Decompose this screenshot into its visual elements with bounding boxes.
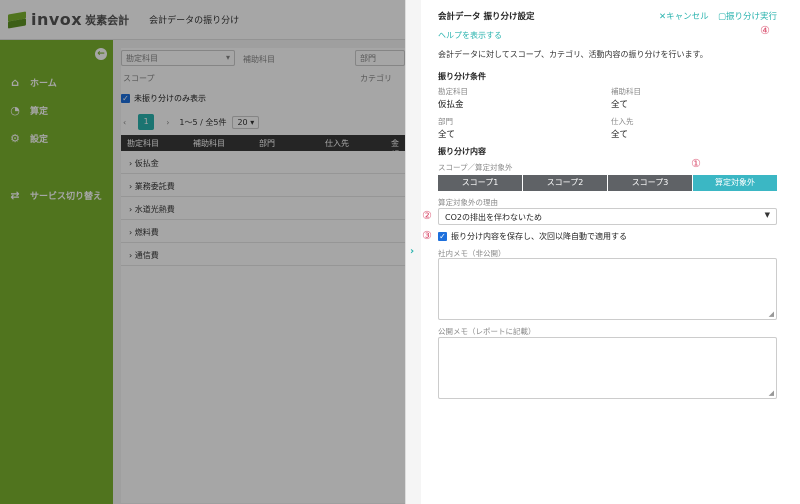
modal-backdrop[interactable] [0,0,405,504]
execute-label: 振り分け実行 [726,12,778,22]
resize-handle-icon[interactable]: ◢ [769,310,774,318]
save-rule-label: 振り分け内容を保存し、次回以降自動で適用する [451,232,627,241]
panel-title: 会計データ 振り分け設定 [438,12,535,22]
annotation-marker-1: ① [691,157,701,170]
help-link[interactable]: ヘルプを表示する [438,30,502,41]
save-icon: ▢ [718,12,727,22]
internal-memo-input[interactable]: ◢ [438,258,777,320]
assignment-settings-panel: 会計データ 振り分け設定 ✕キャンセル ▢振り分け実行 ④ ヘルプを表示する 会… [421,0,800,504]
reason-select[interactable]: CO2の排出を伴わないため ▼ [438,208,777,225]
annotation-marker-3: ③ [422,229,432,242]
department-value: 全て [438,130,456,140]
conditions-heading: 振り分け条件 [438,72,486,81]
reason-select-value: CO2の排出を伴わないため [445,213,542,222]
cancel-label: キャンセル [666,12,709,22]
tab-scope-3[interactable]: スコープ3 [608,175,692,191]
panel-toggle-handle[interactable]: › [405,0,421,504]
supplier-value: 全て [611,130,629,140]
resize-handle-icon[interactable]: ◢ [769,389,774,397]
tab-scope-2[interactable]: スコープ2 [523,175,607,191]
sub-account-label: 補助科目 [611,87,641,96]
scope-selector-label: スコープ／算定対象外 [438,163,513,172]
execute-assignment-button[interactable]: ▢振り分け実行 [718,10,777,22]
account-value: 仮払金 [438,100,464,110]
chevron-right-icon: › [410,246,415,257]
check-icon: ✓ [438,232,447,241]
supplier-label: 仕入先 [611,117,634,126]
sub-account-value: 全て [611,100,629,110]
tab-out-of-scope[interactable]: 算定対象外 [693,175,777,191]
public-memo-input[interactable]: ◢ [438,337,777,399]
panel-description: 会計データに対してスコープ、カテゴリ、活動内容の振り分けを行います。 [438,50,708,59]
cancel-button[interactable]: ✕キャンセル [659,10,709,22]
annotation-marker-4: ④ [760,24,770,37]
tab-scope-1[interactable]: スコープ1 [438,175,522,191]
reason-label: 算定対象外の理由 [438,198,498,207]
annotation-marker-2: ② [422,209,432,222]
save-rule-checkbox[interactable]: ✓ 振り分け内容を保存し、次回以降自動で適用する [438,231,627,242]
content-heading: 振り分け内容 [438,147,486,156]
chevron-down-icon: ▼ [764,211,770,219]
scope-tab-group: スコープ1 スコープ2 スコープ3 算定対象外 [438,175,777,191]
account-label: 勘定科目 [438,87,468,96]
public-memo-label: 公開メモ（レポートに記載） [438,327,536,336]
department-label: 部門 [438,117,453,126]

══════════════════════════════

- YOUR OBJECTIVE -
Copy out every line of the entries exactly, leaving out the picture placeholders.

- ANSWER TO THIS PROBLEM -
Decompose this screenshot into its visual elements with bounding boxes.
modal-backdrop[interactable] [0,0,405,504]
execute-label: 振り分け実行 [726,12,778,22]
resize-handle-icon[interactable]: ◢ [769,310,774,318]
save-rule-label: 振り分け内容を保存し、次回以降自動で適用する [451,232,627,241]
panel-title: 会計データ 振り分け設定 [438,12,535,22]
annotation-marker-1: ① [691,157,701,170]
help-link[interactable]: ヘルプを表示する [438,30,502,41]
save-icon: ▢ [718,12,727,22]
internal-memo-input[interactable]: ◢ [438,258,777,320]
assignment-settings-panel: 会計データ 振り分け設定 ✕キャンセル ▢振り分け実行 ④ ヘルプを表示する 会… [421,0,800,504]
reason-select[interactable]: CO2の排出を伴わないため ▼ [438,208,777,225]
annotation-marker-3: ③ [422,229,432,242]
department-value: 全て [438,130,456,140]
conditions-heading: 振り分け条件 [438,72,486,81]
reason-select-value: CO2の排出を伴わないため [445,213,542,222]
cancel-label: キャンセル [666,12,709,22]
tab-scope-3[interactable]: スコープ3 [608,175,692,191]
panel-toggle-handle[interactable]: › [405,0,421,504]
supplier-value: 全て [611,130,629,140]
resize-handle-icon[interactable]: ◢ [769,389,774,397]
tab-scope-2[interactable]: スコープ2 [523,175,607,191]
sub-account-label: 補助科目 [611,87,641,96]
scope-selector-label: スコープ／算定対象外 [438,163,513,172]
execute-assignment-button[interactable]: ▢振り分け実行 [718,10,777,22]
account-value: 仮払金 [438,100,464,110]
chevron-right-icon: › [410,246,415,257]
check-icon: ✓ [438,232,447,241]
supplier-label: 仕入先 [611,117,634,126]
sub-account-value: 全て [611,100,629,110]
tab-out-of-scope[interactable]: 算定対象外 [693,175,777,191]
public-memo-input[interactable]: ◢ [438,337,777,399]
panel-description: 会計データに対してスコープ、カテゴリ、活動内容の振り分けを行います。 [438,50,708,59]
cancel-button[interactable]: ✕キャンセル [659,10,709,22]
annotation-marker-4: ④ [760,24,770,37]
tab-scope-1[interactable]: スコープ1 [438,175,522,191]
reason-label: 算定対象外の理由 [438,198,498,207]
annotation-marker-2: ② [422,209,432,222]
save-rule-checkbox[interactable]: ✓ 振り分け内容を保存し、次回以降自動で適用する [438,231,627,242]
content-heading: 振り分け内容 [438,147,486,156]
chevron-down-icon: ▼ [764,211,770,219]
scope-tab-group: スコープ1 スコープ2 スコープ3 算定対象外 [438,175,777,191]
account-label: 勘定科目 [438,87,468,96]
public-memo-label: 公開メモ（レポートに記載） [438,327,536,336]
department-label: 部門 [438,117,453,126]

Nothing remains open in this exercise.